= WHAT TO WORK ON =
Rewrite the lines below, changing each "series-line" to "data-line" and leaving everything else as it is.

▬▬▬

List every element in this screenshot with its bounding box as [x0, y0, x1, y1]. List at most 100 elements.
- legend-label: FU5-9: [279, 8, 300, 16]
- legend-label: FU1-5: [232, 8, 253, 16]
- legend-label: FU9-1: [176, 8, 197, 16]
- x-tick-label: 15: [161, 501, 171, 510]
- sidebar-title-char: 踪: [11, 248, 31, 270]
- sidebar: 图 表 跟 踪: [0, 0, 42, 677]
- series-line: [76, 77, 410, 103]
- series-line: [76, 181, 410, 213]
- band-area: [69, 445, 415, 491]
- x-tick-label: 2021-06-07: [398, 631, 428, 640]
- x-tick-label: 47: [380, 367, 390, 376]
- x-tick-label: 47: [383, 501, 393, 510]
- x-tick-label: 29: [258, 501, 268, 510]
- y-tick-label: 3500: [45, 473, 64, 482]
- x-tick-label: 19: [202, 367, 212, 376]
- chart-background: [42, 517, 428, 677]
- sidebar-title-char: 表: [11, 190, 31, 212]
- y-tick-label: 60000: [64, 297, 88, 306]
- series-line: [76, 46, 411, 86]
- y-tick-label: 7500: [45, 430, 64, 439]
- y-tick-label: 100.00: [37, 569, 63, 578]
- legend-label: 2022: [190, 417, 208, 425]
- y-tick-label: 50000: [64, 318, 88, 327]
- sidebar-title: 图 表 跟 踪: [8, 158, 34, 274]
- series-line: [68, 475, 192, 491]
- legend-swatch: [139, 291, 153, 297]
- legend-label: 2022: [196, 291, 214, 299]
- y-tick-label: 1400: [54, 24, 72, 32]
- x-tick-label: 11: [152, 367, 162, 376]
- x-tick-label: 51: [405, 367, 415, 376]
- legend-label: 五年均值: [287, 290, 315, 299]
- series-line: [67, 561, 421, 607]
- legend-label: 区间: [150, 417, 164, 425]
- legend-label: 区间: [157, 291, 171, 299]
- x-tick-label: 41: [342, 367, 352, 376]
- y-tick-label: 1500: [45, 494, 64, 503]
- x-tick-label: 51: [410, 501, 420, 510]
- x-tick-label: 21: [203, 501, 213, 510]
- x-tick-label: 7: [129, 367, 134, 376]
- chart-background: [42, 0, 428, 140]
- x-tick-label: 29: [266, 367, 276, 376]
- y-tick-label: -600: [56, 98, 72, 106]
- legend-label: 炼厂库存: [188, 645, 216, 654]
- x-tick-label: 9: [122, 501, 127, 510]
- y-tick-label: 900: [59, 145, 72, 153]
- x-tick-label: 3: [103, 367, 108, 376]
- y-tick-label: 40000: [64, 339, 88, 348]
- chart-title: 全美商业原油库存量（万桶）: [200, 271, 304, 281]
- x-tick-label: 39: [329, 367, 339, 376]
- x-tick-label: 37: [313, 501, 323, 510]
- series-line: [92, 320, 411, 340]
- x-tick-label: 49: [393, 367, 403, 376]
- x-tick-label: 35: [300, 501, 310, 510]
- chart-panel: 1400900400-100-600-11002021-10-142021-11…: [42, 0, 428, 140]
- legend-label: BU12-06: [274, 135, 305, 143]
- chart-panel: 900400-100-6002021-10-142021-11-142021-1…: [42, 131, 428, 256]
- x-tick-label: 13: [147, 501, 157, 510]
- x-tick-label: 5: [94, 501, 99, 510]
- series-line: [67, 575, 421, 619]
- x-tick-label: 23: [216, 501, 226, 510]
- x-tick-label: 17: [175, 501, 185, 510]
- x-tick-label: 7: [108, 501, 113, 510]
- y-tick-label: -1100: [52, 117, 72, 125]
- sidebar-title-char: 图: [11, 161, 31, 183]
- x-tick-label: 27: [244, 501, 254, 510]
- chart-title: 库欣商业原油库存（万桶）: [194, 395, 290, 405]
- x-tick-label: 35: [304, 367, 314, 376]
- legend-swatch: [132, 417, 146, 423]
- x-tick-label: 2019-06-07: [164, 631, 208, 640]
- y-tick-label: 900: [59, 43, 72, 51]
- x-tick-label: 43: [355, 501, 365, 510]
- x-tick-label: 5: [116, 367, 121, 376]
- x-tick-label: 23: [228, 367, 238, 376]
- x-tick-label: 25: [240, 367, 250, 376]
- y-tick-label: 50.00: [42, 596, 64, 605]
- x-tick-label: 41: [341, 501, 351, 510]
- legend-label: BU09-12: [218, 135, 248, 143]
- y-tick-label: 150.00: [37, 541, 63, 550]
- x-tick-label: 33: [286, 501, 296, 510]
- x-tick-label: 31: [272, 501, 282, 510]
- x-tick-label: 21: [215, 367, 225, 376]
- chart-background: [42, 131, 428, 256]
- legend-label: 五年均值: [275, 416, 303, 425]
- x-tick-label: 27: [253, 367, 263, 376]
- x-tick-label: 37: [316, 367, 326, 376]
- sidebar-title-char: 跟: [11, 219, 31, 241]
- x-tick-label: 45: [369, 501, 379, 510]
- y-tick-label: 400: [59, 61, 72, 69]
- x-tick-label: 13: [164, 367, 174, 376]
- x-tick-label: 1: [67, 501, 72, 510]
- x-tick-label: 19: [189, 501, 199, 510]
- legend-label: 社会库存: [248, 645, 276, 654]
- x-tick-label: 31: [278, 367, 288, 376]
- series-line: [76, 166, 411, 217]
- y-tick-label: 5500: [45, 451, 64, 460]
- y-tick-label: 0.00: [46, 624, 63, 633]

▬▬▬

= EXERCISE OUTPUT =
List every element in this screenshot with its bounding box as [x0, y0, x1, y1]. List at most 100 elements.
- legend-label: FU5-9: [279, 8, 300, 16]
- legend-label: FU1-5: [232, 8, 253, 16]
- legend-label: FU9-1: [176, 8, 197, 16]
- x-tick-label: 15: [161, 501, 171, 510]
- sidebar-title-char: 踪: [11, 248, 31, 270]
- sidebar: 图 表 跟 踪: [0, 0, 42, 677]
- data-line: [76, 77, 410, 103]
- data-line: [76, 181, 410, 213]
- band-area: [69, 445, 415, 491]
- x-tick-label: 2021-06-07: [398, 631, 428, 640]
- x-tick-label: 47: [380, 367, 390, 376]
- x-tick-label: 47: [383, 501, 393, 510]
- x-tick-label: 29: [258, 501, 268, 510]
- y-tick-label: 3500: [45, 473, 64, 482]
- x-tick-label: 19: [202, 367, 212, 376]
- chart-background: [42, 517, 428, 677]
- sidebar-title-char: 表: [11, 190, 31, 212]
- y-tick-label: 60000: [64, 297, 88, 306]
- data-line: [76, 46, 411, 86]
- y-tick-label: 7500: [45, 430, 64, 439]
- y-tick-label: 100.00: [37, 569, 63, 578]
- legend-label: 2022: [190, 417, 208, 425]
- y-tick-label: 50000: [64, 318, 88, 327]
- sidebar-title: 图 表 跟 踪: [8, 158, 34, 274]
- data-line: [68, 475, 192, 491]
- legend-swatch: [139, 291, 153, 297]
- legend-label: 2022: [196, 291, 214, 299]
- y-tick-label: 1400: [54, 24, 72, 32]
- x-tick-label: 11: [152, 367, 162, 376]
- x-tick-label: 51: [405, 367, 415, 376]
- legend-label: 五年均值: [287, 290, 315, 299]
- data-line: [67, 561, 421, 607]
- legend-label: 区间: [150, 417, 164, 425]
- legend-label: 区间: [157, 291, 171, 299]
- x-tick-label: 41: [342, 367, 352, 376]
- y-tick-label: 1500: [45, 494, 64, 503]
- x-tick-label: 51: [410, 501, 420, 510]
- x-tick-label: 21: [203, 501, 213, 510]
- x-tick-label: 7: [129, 367, 134, 376]
- chart-background: [42, 0, 428, 140]
- x-tick-label: 29: [266, 367, 276, 376]
- y-tick-label: -600: [56, 98, 72, 106]
- legend-label: 炼厂库存: [188, 645, 216, 654]
- x-tick-label: 9: [122, 501, 127, 510]
- y-tick-label: 900: [59, 145, 72, 153]
- x-tick-label: 3: [103, 367, 108, 376]
- y-tick-label: 40000: [64, 339, 88, 348]
- chart-title: 全美商业原油库存量（万桶）: [200, 271, 304, 281]
- x-tick-label: 39: [329, 367, 339, 376]
- x-tick-label: 37: [313, 501, 323, 510]
- data-line: [92, 320, 411, 340]
- x-tick-label: 49: [393, 367, 403, 376]
- x-tick-label: 35: [300, 501, 310, 510]
- chart-panel: 1400900400-100-600-11002021-10-142021-11…: [42, 0, 428, 140]
- legend-label: BU12-06: [274, 135, 305, 143]
- chart-panel: 900400-100-6002021-10-142021-11-142021-1…: [42, 131, 428, 256]
- x-tick-label: 13: [147, 501, 157, 510]
- x-tick-label: 5: [94, 501, 99, 510]
- data-line: [67, 575, 421, 619]
- x-tick-label: 23: [216, 501, 226, 510]
- x-tick-label: 17: [175, 501, 185, 510]
- x-tick-label: 7: [108, 501, 113, 510]
- y-tick-label: -1100: [52, 117, 72, 125]
- sidebar-title-char: 图: [11, 161, 31, 183]
- x-tick-label: 27: [244, 501, 254, 510]
- chart-title: 库欣商业原油库存（万桶）: [194, 395, 290, 405]
- x-tick-label: 35: [304, 367, 314, 376]
- legend-swatch: [132, 417, 146, 423]
- x-tick-label: 2019-06-07: [164, 631, 208, 640]
- y-tick-label: 900: [59, 43, 72, 51]
- x-tick-label: 43: [355, 501, 365, 510]
- x-tick-label: 5: [116, 367, 121, 376]
- x-tick-label: 23: [228, 367, 238, 376]
- x-tick-label: 25: [240, 367, 250, 376]
- y-tick-label: 50.00: [42, 596, 64, 605]
- x-tick-label: 41: [341, 501, 351, 510]
- legend-label: BU09-12: [218, 135, 248, 143]
- y-tick-label: 150.00: [37, 541, 63, 550]
- x-tick-label: 33: [286, 501, 296, 510]
- x-tick-label: 31: [272, 501, 282, 510]
- x-tick-label: 21: [215, 367, 225, 376]
- chart-background: [42, 131, 428, 256]
- legend-label: 五年均值: [275, 416, 303, 425]
- x-tick-label: 27: [253, 367, 263, 376]
- x-tick-label: 37: [316, 367, 326, 376]
- sidebar-title-char: 跟: [11, 219, 31, 241]
- x-tick-label: 45: [369, 501, 379, 510]
- y-tick-label: 400: [59, 61, 72, 69]
- x-tick-label: 13: [164, 367, 174, 376]
- x-tick-label: 1: [67, 501, 72, 510]
- x-tick-label: 19: [189, 501, 199, 510]
- legend-label: 社会库存: [248, 645, 276, 654]
- x-tick-label: 31: [278, 367, 288, 376]
- data-line: [76, 166, 411, 217]
- y-tick-label: 5500: [45, 451, 64, 460]
- y-tick-label: 0.00: [46, 624, 63, 633]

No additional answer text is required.